* _Exercise prompt_
Can you write the next part of the passage about the SpotMixer video service, picking up after its final sentence?

Launching next week at Kelsey’s Marketplaces event in Seattle, SpotMixer provides a combination of production tools and distribution capabilities that allow small business to easily make videos on an “all you can eat” basis and distribute them. The service is launching with a subscription “plan” that ranges from $59 to $79 per month, with fees declining with longer commitments. Additional link fees are up to the media partners.

SpotMixer has been developed on the back of One True Media, a consumer-oriented video service aimed at families and young adults since its launch in February 2005. That service, which cost $3.99 per month, simplified the process of producing a video and sending it to other platforms. It has attracted 3 million registrants since launch.

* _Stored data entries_
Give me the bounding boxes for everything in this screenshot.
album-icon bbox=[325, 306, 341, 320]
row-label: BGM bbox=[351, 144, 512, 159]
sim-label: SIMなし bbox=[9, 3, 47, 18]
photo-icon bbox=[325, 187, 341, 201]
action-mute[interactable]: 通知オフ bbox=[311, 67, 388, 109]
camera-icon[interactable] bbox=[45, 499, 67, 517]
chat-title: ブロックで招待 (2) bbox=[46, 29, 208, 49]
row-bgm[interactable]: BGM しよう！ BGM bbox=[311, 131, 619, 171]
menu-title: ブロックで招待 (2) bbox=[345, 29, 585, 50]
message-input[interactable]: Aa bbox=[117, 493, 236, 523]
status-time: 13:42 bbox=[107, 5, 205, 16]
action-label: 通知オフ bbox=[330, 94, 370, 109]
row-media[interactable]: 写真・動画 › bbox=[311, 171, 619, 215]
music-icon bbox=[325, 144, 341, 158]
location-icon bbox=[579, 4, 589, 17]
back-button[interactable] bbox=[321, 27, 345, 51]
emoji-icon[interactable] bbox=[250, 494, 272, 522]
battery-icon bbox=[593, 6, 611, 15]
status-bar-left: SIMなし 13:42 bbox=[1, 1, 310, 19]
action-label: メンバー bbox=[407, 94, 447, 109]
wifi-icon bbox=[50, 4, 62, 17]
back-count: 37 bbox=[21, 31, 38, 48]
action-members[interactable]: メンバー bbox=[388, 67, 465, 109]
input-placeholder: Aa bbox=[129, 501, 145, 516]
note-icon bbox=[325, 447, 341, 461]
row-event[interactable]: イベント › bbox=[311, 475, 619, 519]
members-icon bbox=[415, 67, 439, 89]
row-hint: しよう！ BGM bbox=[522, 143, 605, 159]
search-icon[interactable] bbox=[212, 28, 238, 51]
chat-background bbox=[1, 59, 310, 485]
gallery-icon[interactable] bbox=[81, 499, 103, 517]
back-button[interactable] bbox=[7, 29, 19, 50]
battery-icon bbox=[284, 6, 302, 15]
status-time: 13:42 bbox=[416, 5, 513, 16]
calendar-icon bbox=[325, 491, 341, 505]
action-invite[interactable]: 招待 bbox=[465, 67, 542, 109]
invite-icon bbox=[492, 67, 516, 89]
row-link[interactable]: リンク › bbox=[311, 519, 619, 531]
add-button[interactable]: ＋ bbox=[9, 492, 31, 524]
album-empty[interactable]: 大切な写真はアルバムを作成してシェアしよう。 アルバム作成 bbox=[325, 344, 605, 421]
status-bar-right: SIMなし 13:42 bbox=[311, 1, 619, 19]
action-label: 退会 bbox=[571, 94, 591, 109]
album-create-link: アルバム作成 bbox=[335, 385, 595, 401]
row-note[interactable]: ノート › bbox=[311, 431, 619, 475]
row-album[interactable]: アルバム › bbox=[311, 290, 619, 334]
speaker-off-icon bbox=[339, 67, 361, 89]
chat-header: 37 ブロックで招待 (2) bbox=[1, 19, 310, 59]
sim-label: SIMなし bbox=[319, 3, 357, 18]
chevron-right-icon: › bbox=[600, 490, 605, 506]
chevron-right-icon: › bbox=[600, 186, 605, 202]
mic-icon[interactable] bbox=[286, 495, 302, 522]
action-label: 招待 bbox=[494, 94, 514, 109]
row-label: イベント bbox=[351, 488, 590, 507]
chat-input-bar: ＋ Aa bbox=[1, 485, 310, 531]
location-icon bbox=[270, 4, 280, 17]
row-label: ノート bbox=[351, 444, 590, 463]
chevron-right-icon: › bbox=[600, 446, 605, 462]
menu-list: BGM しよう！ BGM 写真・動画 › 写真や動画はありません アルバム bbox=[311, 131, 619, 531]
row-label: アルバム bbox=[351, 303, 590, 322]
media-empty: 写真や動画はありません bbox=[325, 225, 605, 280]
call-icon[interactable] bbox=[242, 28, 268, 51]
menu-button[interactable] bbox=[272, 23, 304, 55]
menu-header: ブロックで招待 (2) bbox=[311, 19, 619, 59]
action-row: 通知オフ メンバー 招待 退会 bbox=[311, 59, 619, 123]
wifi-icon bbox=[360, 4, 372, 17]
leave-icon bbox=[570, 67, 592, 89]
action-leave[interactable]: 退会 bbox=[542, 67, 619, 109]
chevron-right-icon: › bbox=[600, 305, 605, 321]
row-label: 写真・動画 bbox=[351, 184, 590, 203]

* _Output for this exercise_
The new service was developed by company founders Mark Moore and John Love, who noticed that a number of SMBs were piggybacking on the cheap tools to create their own videos, and embed them on YouTube, e-mail, their own sites, etc. Moore and Love speculated that SMBs probably needed something a little more “heavyweight.” The founders have since been joined by Yahoo! Search Marketing veterans Kathleen Farley and Brett Gardner, among others. There are 20 people at the company.

A fairly unique aspect of the service is that its reseller partners, such as Yellow Pages and city sites, can “seed” their sites with generic but category-specific videos for each listing, in hopes of upselling them to a specific solution. This approach has been tried a few times with Web sites, but video is a new frontier.

It’s an attractive offering and well-priced. The questions we ask ourselves are whether small businesses will make their own videos, even with easy to use tools; whether they will ever want to produce more than one or two, even producing holiday specific videos; and whether they will develop an aggressive media program if left to their own devices. The transferable, cross-channel approach is also an interesting question mark. AgendiZe and Mixpo have been pushing hard on this front.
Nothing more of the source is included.